# STORED ROWS start

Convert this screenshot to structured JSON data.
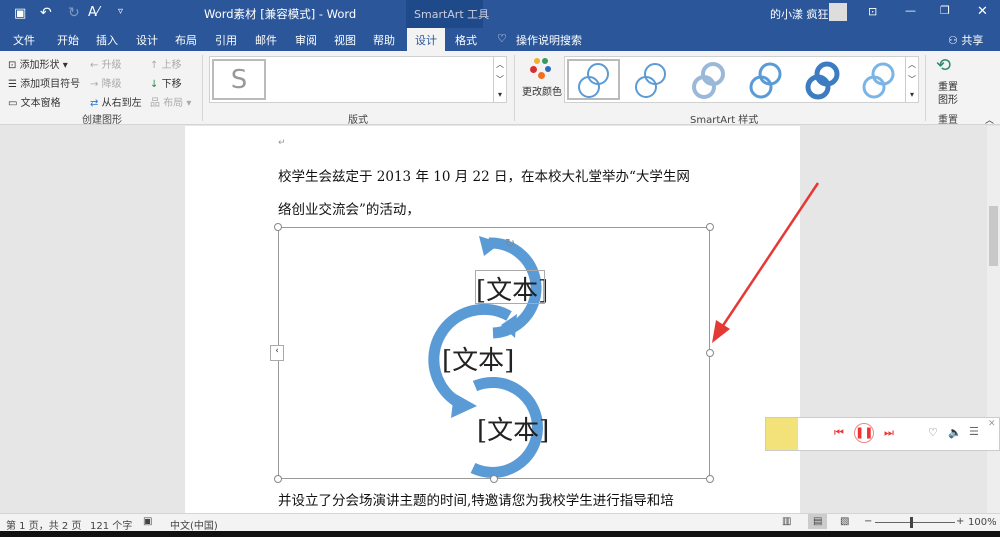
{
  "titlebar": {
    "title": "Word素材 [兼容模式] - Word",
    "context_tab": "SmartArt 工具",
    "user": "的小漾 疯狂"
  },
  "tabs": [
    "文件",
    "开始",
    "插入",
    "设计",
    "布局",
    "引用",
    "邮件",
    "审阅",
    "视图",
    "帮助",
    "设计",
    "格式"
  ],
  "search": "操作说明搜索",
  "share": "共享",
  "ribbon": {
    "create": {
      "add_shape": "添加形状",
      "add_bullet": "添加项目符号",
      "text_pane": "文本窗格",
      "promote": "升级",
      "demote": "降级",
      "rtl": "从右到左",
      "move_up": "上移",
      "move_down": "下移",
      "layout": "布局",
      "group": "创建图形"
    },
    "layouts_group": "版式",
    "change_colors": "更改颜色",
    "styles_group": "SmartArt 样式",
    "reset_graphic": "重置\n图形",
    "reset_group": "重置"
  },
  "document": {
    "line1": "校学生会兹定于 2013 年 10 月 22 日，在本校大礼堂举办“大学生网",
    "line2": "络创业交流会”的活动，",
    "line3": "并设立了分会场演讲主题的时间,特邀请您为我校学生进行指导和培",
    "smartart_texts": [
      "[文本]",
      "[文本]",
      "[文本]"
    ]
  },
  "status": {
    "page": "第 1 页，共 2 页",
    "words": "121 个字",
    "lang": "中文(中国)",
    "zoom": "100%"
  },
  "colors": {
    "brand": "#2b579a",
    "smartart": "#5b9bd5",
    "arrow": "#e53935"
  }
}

# STORED ROWS end
# STORED ROWS start

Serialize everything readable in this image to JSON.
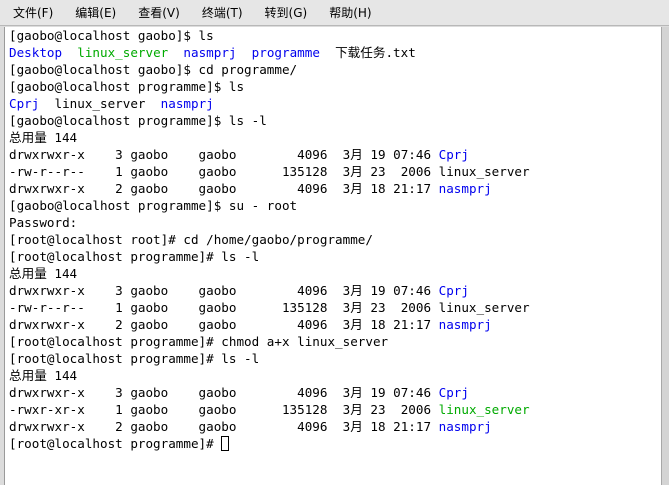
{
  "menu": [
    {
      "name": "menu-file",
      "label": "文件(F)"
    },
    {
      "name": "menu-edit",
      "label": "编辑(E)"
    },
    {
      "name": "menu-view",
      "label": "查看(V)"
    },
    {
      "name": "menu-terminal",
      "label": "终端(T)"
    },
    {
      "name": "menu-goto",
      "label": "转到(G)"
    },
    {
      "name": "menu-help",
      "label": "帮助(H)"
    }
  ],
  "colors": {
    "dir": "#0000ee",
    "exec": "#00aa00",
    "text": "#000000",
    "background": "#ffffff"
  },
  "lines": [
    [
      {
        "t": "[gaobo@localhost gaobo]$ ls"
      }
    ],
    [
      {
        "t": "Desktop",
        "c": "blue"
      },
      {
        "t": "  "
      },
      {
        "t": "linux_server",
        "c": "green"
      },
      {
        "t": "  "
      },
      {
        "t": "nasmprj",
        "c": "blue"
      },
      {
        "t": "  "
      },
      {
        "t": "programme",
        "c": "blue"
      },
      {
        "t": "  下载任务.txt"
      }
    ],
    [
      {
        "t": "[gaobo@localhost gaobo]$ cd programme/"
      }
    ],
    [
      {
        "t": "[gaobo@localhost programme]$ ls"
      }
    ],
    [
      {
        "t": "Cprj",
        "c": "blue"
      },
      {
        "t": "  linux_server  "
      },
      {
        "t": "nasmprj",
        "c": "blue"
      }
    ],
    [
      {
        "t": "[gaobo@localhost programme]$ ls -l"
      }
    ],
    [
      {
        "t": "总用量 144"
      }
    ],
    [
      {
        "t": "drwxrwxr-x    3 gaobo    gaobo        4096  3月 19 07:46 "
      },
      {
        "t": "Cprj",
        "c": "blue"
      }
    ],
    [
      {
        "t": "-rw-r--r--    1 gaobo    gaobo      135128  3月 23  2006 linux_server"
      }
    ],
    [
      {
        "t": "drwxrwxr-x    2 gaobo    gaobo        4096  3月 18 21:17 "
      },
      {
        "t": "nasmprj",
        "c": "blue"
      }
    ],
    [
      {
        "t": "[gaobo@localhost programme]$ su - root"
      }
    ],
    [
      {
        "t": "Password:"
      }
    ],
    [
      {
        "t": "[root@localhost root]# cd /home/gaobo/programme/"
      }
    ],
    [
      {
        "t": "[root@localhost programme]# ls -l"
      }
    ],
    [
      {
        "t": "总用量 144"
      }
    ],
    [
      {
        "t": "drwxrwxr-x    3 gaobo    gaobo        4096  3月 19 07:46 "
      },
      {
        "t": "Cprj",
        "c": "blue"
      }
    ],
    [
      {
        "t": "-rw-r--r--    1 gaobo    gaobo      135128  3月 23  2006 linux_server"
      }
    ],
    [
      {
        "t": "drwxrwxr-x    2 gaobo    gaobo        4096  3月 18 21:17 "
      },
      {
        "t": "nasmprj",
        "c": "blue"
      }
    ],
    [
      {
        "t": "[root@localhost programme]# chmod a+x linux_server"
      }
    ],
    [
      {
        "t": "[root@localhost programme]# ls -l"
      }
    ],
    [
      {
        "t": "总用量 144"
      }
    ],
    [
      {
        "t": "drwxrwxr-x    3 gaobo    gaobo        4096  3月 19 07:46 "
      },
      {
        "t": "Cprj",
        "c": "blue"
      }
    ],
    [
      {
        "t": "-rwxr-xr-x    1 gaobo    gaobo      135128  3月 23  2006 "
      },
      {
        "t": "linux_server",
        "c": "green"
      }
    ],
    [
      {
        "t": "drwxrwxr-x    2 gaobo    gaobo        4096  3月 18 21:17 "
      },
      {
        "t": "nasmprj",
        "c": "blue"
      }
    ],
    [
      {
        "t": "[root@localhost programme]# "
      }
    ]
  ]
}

# STORED ROWS end

--- WORK TO COMPLETE ---
Search the records for the string "JSON" and return every line in which it occurs.

--- THE RESULT ---
Convert this screenshot to structured JSON data.
Serialize everything readable in this image to JSON.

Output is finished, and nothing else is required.